_Exercise brief_. Repeat the listing in full, exactly as it stands.

------

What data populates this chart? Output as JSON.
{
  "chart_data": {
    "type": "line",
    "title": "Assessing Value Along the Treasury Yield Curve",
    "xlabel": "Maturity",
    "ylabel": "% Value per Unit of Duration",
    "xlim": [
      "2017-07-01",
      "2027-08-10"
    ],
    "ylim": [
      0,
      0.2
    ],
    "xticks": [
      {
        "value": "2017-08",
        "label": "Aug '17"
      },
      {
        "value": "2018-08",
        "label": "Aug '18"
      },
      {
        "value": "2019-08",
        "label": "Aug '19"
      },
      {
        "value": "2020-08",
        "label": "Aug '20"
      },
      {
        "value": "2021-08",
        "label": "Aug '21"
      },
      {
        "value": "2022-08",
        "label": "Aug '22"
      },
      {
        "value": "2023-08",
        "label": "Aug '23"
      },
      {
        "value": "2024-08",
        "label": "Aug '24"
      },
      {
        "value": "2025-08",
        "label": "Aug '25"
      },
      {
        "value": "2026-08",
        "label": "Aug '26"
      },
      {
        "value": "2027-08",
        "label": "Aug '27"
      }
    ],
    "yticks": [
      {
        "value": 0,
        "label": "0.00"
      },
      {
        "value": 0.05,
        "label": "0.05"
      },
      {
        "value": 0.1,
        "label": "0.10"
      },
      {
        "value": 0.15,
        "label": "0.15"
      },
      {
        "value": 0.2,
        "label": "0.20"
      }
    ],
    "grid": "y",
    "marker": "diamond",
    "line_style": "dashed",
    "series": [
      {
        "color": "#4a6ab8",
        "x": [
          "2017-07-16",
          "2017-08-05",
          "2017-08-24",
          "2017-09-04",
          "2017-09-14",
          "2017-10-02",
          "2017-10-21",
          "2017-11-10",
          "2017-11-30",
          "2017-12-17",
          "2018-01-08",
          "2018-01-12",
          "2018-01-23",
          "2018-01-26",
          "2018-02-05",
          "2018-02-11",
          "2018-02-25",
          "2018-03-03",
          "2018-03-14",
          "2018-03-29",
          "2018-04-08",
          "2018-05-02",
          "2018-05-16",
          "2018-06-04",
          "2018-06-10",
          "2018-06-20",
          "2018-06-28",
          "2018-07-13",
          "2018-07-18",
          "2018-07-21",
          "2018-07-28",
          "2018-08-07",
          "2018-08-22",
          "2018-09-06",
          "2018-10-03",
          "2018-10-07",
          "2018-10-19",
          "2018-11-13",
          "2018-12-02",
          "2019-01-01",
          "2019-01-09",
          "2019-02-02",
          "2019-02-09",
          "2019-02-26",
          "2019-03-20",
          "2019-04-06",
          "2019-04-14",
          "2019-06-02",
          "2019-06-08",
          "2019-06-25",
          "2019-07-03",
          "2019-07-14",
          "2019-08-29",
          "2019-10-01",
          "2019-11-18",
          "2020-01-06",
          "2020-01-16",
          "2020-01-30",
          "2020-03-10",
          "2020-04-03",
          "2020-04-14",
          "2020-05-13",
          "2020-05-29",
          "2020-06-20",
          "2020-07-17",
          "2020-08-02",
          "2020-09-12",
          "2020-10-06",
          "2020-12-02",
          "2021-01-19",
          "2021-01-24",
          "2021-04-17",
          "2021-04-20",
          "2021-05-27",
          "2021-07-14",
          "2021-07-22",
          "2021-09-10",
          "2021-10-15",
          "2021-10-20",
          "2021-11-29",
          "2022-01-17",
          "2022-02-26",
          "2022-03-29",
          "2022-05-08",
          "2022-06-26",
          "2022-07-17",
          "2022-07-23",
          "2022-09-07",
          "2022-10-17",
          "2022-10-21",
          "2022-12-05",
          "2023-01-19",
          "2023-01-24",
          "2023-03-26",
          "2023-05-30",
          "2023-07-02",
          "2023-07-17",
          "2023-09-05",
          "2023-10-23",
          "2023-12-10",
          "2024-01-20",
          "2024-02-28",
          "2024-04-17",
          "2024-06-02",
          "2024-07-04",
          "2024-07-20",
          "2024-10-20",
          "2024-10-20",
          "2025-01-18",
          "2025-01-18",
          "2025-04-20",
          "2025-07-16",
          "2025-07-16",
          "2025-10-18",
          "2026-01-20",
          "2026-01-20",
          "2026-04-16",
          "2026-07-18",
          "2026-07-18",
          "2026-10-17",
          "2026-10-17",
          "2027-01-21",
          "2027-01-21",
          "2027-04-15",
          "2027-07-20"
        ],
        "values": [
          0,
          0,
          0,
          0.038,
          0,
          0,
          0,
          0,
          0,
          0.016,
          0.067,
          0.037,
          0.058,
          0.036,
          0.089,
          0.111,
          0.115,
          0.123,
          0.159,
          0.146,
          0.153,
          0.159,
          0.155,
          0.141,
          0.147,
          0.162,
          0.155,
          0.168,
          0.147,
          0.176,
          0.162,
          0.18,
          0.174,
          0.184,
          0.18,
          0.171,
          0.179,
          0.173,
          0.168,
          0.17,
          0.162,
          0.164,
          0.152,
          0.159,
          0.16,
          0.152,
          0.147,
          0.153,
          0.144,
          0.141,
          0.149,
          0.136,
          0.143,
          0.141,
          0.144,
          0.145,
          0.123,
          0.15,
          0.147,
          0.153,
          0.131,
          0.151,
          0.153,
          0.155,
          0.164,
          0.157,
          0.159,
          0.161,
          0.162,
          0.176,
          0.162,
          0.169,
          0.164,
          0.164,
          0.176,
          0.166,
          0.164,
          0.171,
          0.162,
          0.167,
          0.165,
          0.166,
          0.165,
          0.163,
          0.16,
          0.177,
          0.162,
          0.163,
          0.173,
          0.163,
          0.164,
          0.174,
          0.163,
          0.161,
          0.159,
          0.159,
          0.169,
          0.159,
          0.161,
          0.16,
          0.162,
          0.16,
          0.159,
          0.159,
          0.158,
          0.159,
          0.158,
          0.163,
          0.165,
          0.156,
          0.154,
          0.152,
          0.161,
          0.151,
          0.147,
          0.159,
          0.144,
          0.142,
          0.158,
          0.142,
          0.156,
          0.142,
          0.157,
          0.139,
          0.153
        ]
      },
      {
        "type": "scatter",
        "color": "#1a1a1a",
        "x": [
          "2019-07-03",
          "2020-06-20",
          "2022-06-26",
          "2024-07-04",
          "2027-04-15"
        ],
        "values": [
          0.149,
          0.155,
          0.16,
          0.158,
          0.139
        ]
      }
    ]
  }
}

------

_Exercise answer_.
What data populates this chart? Output as JSON.
{
  "chart_data": {
    "type": "line",
    "title": "Assessing Value Along the Treasury Yield Curve",
    "xlabel": "Maturity",
    "ylabel": "% Value per Unit of Duration",
    "xlim": [
      "2017-07-01",
      "2027-08-10"
    ],
    "ylim": [
      0,
      0.2
    ],
    "xticks": [
      {
        "value": "2017-08",
        "label": "Aug '17"
      },
      {
        "value": "2018-08",
        "label": "Aug '18"
      },
      {
        "value": "2019-08",
        "label": "Aug '19"
      },
      {
        "value": "2020-08",
        "label": "Aug '20"
      },
      {
        "value": "2021-08",
        "label": "Aug '21"
      },
      {
        "value": "2022-08",
        "label": "Aug '22"
      },
      {
        "value": "2023-08",
        "label": "Aug '23"
      },
      {
        "value": "2024-08",
        "label": "Aug '24"
      },
      {
        "value": "2025-08",
        "label": "Aug '25"
      },
      {
        "value": "2026-08",
        "label": "Aug '26"
      },
      {
        "value": "2027-08",
        "label": "Aug '27"
      }
    ],
    "yticks": [
      {
        "value": 0,
        "label": "0.00"
      },
      {
        "value": 0.05,
        "label": "0.05"
      },
      {
        "value": 0.1,
        "label": "0.10"
      },
      {
        "value": 0.15,
        "label": "0.15"
      },
      {
        "value": 0.2,
        "label": "0.20"
      }
    ],
    "grid": "y",
    "marker": "diamond",
    "line_style": "dashed",
    "series": [
      {
        "color": "#4a6ab8",
        "x": [
          "2017-07-16",
          "2017-08-05",
          "2017-08-24",
          "2017-09-04",
          "2017-09-14",
          "2017-10-02",
          "2017-10-21",
          "2017-11-10",
          "2017-11-30",
          "2017-12-17",
          "2018-01-08",
          "2018-01-12",
          "2018-01-23",
          "2018-01-26",
          "2018-02-05",
          "2018-02-11",
          "2018-02-25",
          "2018-03-03",
          "2018-03-14",
          "2018-03-29",
          "2018-04-08",
          "2018-05-02",
          "2018-05-16",
          "2018-06-04",
          "2018-06-10",
          "2018-06-20",
          "2018-06-28",
          "2018-07-13",
          "2018-07-18",
          "2018-07-21",
          "2018-07-28",
          "2018-08-07",
          "2018-08-22",
          "2018-09-06",
          "2018-10-03",
          "2018-10-07",
          "2018-10-19",
          "2018-11-13",
          "2018-12-02",
          "2019-01-01",
          "2019-01-09",
          "2019-02-02",
          "2019-02-09",
          "2019-02-26",
          "2019-03-20",
          "2019-04-06",
          "2019-04-14",
          "2019-06-02",
          "2019-06-08",
          "2019-06-25",
          "2019-07-03",
          "2019-07-14",
          "2019-08-29",
          "2019-10-01",
          "2019-11-18",
          "2020-01-06",
          "2020-01-16",
          "2020-01-30",
          "2020-03-10",
          "2020-04-03",
          "2020-04-14",
          "2020-05-13",
          "2020-05-29",
          "2020-06-20",
          "2020-07-17",
          "2020-08-02",
          "2020-09-12",
          "2020-10-06",
          "2020-12-02",
          "2021-01-19",
          "2021-01-24",
          "2021-04-17",
          "2021-04-20",
          "2021-05-27",
          "2021-07-14",
          "2021-07-22",
          "2021-09-10",
          "2021-10-15",
          "2021-10-20",
          "2021-11-29",
          "2022-01-17",
          "2022-02-26",
          "2022-03-29",
          "2022-05-08",
          "2022-06-26",
          "2022-07-17",
          "2022-07-23",
          "2022-09-07",
          "2022-10-17",
          "2022-10-21",
          "2022-12-05",
          "2023-01-19",
          "2023-01-24",
          "2023-03-26",
          "2023-05-30",
          "2023-07-02",
          "2023-07-17",
          "2023-09-05",
          "2023-10-23",
          "2023-12-10",
          "2024-01-20",
          "2024-02-28",
          "2024-04-17",
          "2024-06-02",
          "2024-07-04",
          "2024-07-20",
          "2024-10-20",
          "2024-10-20",
          "2025-01-18",
          "2025-01-18",
          "2025-04-20",
          "2025-07-16",
          "2025-07-16",
          "2025-10-18",
          "2026-01-20",
          "2026-01-20",
          "2026-04-16",
          "2026-07-18",
          "2026-07-18",
          "2026-10-17",
          "2026-10-17",
          "2027-01-21",
          "2027-01-21",
          "2027-04-15",
          "2027-07-20"
        ],
        "values": [
          0,
          0,
          0,
          0.038,
          0,
          0,
          0,
          0,
          0,
          0.016,
          0.067,
          0.037,
          0.058,
          0.036,
          0.089,
          0.111,
          0.115,
          0.123,
          0.159,
          0.146,
          0.153,
          0.159,
          0.155,
          0.141,
          0.147,
          0.162,
          0.155,
          0.168,
          0.147,
          0.176,
          0.162,
          0.18,
          0.174,
          0.184,
          0.18,
          0.171,
          0.179,
          0.173,
          0.168,
          0.17,
          0.162,
          0.164,
          0.152,
          0.159,
          0.16,
          0.152,
          0.147,
          0.153,
          0.144,
          0.141,
          0.149,
          0.136,
          0.143,
          0.141,
          0.144,
          0.145,
          0.123,
          0.15,
          0.147,
          0.153,
          0.131,
          0.151,
          0.153,
          0.155,
          0.164,
          0.157,
          0.159,
          0.161,
          0.162,
          0.176,
          0.162,
          0.169,
          0.164,
          0.164,
          0.176,
          0.166,
          0.164,
          0.171,
          0.162,
          0.167,
          0.165,
          0.166,
          0.165,
          0.163,
          0.16,
          0.177,
          0.162,
          0.163,
          0.173,
          0.163,
          0.164,
          0.174,
          0.163,
          0.161,
          0.159,
          0.159,
          0.169,
          0.159,
          0.161,
          0.16,
          0.162,
          0.16,
          0.159,
          0.159,
          0.158,
          0.159,
          0.158,
          0.163,
          0.165,
          0.156,
          0.154,
          0.152,
          0.161,
          0.151,
          0.147,
          0.159,
          0.144,
          0.142,
          0.158,
          0.142,
          0.156,
          0.142,
          0.157,
          0.139,
          0.153
        ]
      },
      {
        "type": "scatter",
        "color": "#1a1a1a",
        "x": [
          "2019-07-03",
          "2020-06-20",
          "2022-06-26",
          "2024-07-04",
          "2027-04-15"
        ],
        "values": [
          0.149,
          0.155,
          0.16,
          0.158,
          0.139
        ]
      }
    ]
  }
}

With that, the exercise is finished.